## WHAT IS BEING ASKED
Extract, from the listing that follows, each line containing the word "title".

## DATA EXTRACT
▶
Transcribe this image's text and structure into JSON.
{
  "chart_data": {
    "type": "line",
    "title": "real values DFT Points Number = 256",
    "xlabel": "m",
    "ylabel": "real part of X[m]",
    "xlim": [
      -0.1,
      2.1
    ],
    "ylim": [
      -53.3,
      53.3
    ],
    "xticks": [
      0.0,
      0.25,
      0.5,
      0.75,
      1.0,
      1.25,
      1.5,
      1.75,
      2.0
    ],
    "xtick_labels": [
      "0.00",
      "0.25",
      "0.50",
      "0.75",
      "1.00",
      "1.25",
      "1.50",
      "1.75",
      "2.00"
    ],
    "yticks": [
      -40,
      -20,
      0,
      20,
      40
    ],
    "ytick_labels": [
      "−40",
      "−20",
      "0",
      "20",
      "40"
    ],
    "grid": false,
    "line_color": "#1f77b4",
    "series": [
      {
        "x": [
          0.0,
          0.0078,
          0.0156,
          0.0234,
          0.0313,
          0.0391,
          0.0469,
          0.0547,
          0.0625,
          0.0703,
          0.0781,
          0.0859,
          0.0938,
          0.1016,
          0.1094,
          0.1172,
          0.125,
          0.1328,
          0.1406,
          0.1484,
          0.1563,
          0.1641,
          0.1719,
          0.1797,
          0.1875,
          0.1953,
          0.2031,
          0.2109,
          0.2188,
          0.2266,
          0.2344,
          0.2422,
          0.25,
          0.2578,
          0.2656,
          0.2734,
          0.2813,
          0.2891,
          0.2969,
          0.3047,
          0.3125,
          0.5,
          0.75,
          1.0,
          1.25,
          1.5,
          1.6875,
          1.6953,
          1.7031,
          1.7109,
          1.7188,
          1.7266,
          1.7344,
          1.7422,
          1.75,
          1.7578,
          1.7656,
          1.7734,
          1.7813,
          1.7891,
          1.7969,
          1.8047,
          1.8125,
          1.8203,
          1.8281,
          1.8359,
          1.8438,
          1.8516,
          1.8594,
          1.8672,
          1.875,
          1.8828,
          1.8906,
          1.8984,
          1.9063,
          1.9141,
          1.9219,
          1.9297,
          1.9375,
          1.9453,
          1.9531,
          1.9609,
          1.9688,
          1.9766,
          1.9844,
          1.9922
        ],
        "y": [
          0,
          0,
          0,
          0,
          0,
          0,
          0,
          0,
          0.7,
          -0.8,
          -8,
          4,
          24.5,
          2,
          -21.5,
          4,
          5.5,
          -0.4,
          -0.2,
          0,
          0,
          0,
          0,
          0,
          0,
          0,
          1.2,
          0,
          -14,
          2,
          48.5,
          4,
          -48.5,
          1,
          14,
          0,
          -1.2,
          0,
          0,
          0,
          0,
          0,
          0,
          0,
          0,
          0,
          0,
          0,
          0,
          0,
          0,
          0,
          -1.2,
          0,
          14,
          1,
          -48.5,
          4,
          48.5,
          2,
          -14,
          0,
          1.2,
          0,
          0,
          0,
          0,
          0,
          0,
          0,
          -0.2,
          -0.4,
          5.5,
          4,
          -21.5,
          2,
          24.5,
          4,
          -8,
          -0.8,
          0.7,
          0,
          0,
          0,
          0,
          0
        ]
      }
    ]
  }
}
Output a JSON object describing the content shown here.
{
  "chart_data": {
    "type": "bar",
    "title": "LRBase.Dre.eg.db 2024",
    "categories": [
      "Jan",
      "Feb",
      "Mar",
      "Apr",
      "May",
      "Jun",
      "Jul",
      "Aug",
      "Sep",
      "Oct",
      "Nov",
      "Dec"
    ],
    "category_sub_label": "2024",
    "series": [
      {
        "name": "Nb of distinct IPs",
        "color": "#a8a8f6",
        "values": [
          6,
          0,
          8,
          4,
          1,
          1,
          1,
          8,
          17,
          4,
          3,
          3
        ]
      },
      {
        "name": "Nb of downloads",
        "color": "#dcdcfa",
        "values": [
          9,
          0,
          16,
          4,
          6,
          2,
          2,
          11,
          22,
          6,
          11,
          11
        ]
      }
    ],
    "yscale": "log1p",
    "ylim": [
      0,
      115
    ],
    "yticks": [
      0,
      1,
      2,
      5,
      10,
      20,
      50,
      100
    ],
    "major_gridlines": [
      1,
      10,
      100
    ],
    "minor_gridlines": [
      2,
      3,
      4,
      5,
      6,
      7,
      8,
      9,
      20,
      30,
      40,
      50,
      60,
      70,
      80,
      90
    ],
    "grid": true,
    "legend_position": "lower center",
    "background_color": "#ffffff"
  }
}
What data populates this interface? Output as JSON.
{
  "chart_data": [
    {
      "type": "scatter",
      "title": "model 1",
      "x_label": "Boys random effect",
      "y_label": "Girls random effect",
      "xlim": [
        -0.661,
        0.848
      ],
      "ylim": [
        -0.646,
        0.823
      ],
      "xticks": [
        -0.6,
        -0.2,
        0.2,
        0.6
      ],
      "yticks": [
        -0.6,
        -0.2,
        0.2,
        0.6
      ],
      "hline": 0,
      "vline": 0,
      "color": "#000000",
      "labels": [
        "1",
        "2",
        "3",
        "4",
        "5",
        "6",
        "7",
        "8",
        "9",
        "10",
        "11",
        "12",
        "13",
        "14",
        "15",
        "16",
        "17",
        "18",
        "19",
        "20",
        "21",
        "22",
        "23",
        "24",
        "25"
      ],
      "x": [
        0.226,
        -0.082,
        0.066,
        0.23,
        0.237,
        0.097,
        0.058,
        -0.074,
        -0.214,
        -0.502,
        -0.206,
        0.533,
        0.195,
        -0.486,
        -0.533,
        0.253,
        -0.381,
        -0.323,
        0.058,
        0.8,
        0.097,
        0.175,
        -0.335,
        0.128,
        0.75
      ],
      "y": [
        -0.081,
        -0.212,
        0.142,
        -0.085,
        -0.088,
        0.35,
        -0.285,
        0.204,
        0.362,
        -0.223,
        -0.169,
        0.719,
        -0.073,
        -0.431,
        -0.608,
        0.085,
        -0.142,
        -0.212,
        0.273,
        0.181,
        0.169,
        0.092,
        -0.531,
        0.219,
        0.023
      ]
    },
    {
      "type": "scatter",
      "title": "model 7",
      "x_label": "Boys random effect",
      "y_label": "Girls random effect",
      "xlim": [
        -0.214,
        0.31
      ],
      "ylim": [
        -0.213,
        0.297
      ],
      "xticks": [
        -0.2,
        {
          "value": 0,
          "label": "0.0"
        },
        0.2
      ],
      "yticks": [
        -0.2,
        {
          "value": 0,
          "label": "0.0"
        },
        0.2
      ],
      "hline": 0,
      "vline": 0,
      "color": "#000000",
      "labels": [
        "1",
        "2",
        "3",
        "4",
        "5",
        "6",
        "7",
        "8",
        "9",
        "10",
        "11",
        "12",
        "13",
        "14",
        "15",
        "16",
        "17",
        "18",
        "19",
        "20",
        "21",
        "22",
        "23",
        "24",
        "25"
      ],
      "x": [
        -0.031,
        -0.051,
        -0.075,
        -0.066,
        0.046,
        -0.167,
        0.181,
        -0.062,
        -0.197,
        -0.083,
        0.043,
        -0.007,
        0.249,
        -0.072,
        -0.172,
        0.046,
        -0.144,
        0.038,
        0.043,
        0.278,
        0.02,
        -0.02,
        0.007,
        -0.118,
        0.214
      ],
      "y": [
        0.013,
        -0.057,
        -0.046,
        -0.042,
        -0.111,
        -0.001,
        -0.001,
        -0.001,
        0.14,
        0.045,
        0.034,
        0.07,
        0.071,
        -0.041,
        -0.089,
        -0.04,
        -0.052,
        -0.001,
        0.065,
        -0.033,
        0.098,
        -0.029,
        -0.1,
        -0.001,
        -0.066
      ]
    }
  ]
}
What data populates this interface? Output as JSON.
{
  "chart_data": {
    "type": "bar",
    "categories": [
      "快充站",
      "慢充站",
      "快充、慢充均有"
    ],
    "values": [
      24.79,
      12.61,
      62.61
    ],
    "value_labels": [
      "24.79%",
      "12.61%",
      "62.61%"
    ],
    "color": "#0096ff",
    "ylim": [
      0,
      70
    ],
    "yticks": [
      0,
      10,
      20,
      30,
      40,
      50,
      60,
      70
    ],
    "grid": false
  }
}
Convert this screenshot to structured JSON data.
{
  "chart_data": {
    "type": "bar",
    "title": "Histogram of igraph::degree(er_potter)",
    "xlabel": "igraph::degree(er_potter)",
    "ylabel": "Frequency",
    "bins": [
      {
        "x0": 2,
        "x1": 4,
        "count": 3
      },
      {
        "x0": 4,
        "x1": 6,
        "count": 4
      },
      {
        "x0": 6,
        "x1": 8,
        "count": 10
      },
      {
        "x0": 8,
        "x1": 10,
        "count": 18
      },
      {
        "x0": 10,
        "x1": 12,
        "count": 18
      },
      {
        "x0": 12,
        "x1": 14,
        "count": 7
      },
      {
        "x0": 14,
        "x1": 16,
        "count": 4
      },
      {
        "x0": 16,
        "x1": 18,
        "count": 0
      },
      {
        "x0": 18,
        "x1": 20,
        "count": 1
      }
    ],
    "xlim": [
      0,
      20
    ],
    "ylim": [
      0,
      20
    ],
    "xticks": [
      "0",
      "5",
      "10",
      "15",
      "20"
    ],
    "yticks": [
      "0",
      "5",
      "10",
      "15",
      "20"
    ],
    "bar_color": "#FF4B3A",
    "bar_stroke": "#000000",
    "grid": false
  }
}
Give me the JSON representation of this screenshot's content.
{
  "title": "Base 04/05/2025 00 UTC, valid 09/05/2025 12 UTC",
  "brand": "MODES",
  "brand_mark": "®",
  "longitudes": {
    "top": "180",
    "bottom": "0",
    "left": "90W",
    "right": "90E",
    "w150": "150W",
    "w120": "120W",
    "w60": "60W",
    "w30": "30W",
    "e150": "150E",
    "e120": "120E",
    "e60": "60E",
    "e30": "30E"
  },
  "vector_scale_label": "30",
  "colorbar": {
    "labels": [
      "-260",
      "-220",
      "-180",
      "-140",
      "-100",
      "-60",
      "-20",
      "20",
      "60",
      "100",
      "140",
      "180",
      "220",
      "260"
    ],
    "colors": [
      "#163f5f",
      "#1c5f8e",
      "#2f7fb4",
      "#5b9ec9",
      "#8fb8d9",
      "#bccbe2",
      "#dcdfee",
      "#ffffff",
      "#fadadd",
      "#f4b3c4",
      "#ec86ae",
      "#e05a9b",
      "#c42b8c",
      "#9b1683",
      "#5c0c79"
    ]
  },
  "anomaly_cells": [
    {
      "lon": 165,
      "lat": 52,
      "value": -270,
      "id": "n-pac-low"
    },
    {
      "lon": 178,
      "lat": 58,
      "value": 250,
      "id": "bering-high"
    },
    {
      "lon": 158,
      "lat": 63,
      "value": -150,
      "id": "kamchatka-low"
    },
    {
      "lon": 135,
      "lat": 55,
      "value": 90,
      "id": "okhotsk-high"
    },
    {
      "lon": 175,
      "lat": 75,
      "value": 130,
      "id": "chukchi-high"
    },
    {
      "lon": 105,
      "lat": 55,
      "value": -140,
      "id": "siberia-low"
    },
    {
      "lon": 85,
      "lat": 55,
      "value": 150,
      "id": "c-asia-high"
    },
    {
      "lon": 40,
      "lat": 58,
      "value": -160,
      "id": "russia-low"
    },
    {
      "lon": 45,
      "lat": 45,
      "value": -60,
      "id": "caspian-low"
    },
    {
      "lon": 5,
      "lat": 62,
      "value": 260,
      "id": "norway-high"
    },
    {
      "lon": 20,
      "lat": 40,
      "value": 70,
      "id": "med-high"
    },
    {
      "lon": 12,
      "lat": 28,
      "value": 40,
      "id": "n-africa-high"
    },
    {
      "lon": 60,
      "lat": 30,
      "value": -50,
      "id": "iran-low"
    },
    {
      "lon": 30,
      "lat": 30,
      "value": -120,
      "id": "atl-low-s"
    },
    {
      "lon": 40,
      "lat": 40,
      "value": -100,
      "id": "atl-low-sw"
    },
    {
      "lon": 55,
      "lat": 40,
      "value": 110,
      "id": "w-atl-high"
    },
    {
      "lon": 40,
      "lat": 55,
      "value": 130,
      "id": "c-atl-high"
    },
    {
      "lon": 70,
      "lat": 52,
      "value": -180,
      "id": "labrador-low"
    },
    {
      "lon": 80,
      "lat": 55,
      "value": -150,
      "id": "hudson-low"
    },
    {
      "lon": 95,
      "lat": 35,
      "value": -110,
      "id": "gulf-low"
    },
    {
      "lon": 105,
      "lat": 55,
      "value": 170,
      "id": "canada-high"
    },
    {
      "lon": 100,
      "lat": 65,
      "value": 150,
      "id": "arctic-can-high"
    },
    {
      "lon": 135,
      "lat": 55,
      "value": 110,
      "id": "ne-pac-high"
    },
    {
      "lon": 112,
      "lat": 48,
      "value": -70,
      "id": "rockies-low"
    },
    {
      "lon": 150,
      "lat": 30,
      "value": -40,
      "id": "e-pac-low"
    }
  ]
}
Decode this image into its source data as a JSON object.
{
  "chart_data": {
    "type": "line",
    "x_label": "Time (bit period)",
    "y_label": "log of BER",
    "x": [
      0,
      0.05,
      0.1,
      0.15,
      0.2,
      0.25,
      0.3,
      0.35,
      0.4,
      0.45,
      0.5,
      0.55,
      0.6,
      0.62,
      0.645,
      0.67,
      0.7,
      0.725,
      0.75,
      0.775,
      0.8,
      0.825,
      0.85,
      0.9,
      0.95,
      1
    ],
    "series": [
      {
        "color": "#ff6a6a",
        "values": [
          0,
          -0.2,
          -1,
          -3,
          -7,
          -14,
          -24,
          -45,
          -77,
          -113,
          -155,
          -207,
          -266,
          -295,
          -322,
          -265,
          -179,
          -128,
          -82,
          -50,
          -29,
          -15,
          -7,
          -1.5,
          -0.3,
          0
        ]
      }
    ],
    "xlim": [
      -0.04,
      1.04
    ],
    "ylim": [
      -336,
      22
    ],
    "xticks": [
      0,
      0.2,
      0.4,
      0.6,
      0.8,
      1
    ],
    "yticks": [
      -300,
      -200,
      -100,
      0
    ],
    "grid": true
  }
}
◀
## SOLUTION FOR THIS TASK
    "title": "real values DFT Points Number = 256",
    "title": "LRBase.Dre.eg.db 2024",
      "title": "model 1",
      "title": "model 7",
    "title": "Histogram of igraph::degree(er_potter)",
  "title": "Base 04/05/2025 00 UTC, valid 09/05/2025 12 UTC",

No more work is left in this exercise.